→ Task: Every line that holds the string "Cost" is to be identified and copied.

(Stored data entries)
..........
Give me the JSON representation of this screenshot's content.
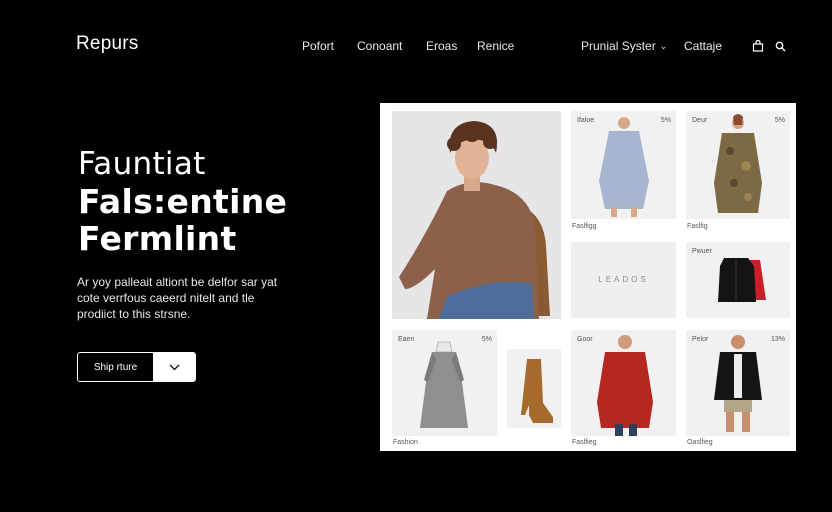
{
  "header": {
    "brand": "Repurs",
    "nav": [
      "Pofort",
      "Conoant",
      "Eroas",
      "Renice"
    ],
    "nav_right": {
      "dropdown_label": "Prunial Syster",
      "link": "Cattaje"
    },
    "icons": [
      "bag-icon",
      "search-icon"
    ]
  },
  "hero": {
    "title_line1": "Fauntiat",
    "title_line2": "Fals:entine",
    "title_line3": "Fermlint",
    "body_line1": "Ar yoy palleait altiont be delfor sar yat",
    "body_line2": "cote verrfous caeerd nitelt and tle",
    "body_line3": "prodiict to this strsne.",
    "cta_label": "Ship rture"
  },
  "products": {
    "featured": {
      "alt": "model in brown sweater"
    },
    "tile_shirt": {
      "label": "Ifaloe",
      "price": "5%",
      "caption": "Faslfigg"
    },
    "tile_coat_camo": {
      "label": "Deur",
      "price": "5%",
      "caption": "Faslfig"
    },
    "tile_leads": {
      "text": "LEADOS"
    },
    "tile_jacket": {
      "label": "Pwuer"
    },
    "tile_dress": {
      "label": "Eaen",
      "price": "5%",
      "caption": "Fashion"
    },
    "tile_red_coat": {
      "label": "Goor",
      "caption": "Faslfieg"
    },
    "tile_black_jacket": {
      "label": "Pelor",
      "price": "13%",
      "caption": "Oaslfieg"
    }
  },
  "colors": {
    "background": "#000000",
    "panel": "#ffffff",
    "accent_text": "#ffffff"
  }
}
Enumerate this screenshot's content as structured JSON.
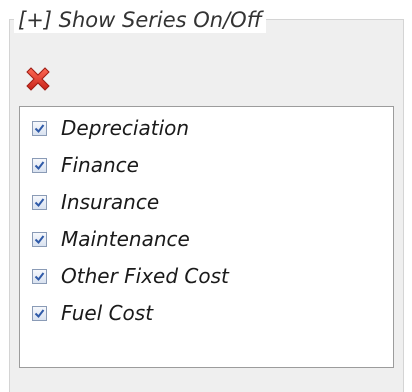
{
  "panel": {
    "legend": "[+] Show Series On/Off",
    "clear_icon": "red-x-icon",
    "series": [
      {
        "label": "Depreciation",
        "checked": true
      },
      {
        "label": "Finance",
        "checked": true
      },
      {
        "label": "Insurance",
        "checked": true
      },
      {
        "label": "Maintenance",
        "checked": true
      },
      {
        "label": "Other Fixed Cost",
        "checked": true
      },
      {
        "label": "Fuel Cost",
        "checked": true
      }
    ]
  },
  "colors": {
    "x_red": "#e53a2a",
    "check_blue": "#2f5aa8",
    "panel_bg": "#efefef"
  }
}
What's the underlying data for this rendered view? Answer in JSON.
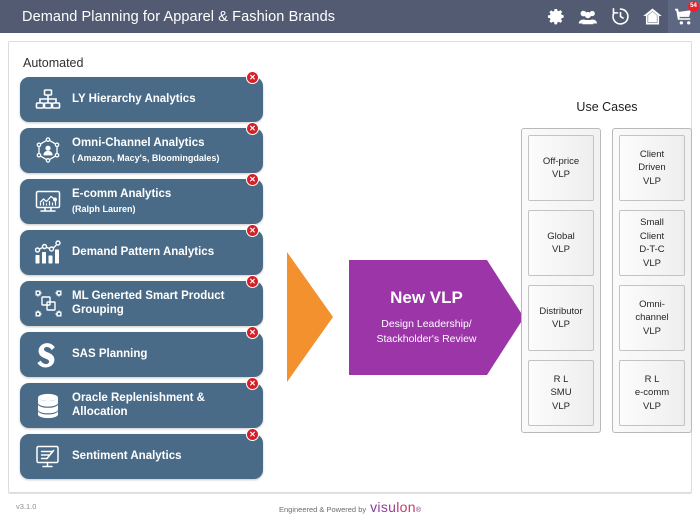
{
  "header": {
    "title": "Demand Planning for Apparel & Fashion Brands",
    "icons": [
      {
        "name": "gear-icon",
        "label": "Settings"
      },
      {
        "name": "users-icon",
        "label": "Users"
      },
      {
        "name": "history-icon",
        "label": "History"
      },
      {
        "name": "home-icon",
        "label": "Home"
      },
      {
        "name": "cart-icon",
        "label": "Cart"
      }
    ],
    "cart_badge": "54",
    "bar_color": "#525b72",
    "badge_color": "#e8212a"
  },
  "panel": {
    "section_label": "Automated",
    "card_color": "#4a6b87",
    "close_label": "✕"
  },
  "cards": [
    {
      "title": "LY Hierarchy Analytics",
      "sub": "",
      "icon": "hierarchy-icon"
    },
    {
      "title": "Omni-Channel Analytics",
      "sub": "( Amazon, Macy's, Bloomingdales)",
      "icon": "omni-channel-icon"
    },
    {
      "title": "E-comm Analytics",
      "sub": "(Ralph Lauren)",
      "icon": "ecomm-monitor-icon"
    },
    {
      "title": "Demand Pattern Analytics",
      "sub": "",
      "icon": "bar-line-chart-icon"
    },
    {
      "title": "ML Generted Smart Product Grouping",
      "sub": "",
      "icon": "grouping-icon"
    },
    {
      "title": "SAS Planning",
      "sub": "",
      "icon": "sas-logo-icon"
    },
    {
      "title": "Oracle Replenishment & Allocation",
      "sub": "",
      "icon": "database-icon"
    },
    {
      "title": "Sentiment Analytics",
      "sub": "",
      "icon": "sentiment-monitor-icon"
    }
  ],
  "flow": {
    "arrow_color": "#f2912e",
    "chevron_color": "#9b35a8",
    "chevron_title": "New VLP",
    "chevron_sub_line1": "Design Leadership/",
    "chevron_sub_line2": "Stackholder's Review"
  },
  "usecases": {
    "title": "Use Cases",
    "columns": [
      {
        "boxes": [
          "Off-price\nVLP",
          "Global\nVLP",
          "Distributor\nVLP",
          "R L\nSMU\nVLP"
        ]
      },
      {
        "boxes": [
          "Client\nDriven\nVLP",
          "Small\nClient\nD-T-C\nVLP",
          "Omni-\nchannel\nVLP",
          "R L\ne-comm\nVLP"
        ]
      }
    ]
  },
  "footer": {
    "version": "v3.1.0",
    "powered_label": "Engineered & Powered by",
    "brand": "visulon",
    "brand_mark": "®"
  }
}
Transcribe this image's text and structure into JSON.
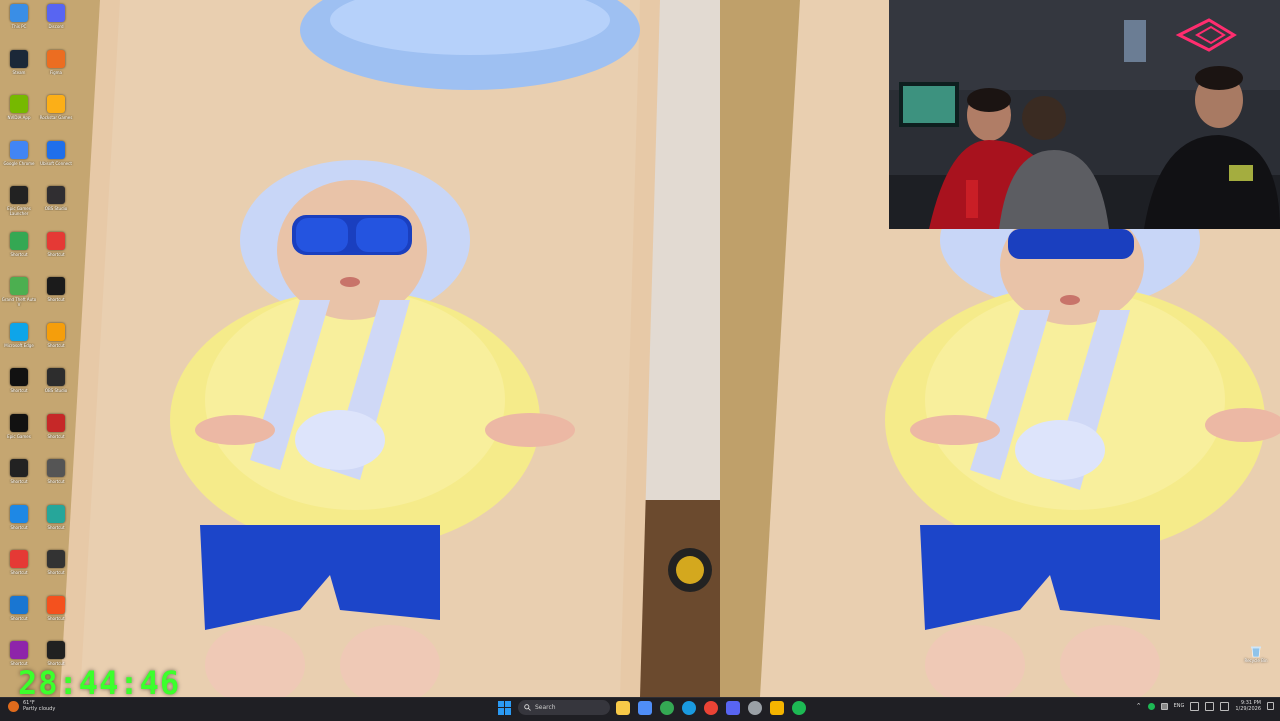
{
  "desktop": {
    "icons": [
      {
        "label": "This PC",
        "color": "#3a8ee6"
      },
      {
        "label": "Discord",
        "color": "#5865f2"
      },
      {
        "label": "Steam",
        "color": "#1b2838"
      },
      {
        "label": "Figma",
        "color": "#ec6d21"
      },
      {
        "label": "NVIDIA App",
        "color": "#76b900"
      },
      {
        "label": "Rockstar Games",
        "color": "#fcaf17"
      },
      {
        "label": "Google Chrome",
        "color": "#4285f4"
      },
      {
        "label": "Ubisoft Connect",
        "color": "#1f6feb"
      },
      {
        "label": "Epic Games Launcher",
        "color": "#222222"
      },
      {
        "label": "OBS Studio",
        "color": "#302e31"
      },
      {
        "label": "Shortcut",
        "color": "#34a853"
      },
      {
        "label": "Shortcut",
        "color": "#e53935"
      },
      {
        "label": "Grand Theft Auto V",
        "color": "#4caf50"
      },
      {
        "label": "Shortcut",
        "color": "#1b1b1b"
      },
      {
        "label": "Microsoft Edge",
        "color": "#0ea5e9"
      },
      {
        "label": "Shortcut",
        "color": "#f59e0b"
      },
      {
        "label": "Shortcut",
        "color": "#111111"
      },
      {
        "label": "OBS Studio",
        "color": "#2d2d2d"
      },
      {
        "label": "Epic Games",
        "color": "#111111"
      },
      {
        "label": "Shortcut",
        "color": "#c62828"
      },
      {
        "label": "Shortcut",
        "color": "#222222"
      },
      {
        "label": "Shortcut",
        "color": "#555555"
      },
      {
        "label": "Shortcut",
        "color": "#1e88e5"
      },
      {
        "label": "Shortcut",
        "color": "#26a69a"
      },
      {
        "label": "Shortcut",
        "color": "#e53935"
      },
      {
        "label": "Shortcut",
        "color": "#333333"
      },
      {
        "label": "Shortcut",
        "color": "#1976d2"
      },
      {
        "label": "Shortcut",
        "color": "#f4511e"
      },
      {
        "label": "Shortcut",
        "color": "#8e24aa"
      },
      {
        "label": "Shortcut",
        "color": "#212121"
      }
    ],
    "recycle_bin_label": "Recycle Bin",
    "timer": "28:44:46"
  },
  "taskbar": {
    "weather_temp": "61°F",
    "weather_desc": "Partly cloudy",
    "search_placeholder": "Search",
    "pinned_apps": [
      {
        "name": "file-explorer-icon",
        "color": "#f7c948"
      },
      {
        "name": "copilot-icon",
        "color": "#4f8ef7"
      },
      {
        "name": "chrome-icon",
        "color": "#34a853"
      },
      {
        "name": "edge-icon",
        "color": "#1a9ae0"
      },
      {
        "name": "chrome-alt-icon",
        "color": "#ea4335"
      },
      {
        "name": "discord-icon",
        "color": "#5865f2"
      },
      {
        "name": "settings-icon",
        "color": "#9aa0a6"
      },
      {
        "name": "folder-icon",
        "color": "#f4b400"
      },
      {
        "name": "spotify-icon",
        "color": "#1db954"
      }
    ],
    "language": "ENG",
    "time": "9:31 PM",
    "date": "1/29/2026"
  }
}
..........
→ Reply:
        "label": "Other Fixed Cost",
        "label": "Fuel Cost",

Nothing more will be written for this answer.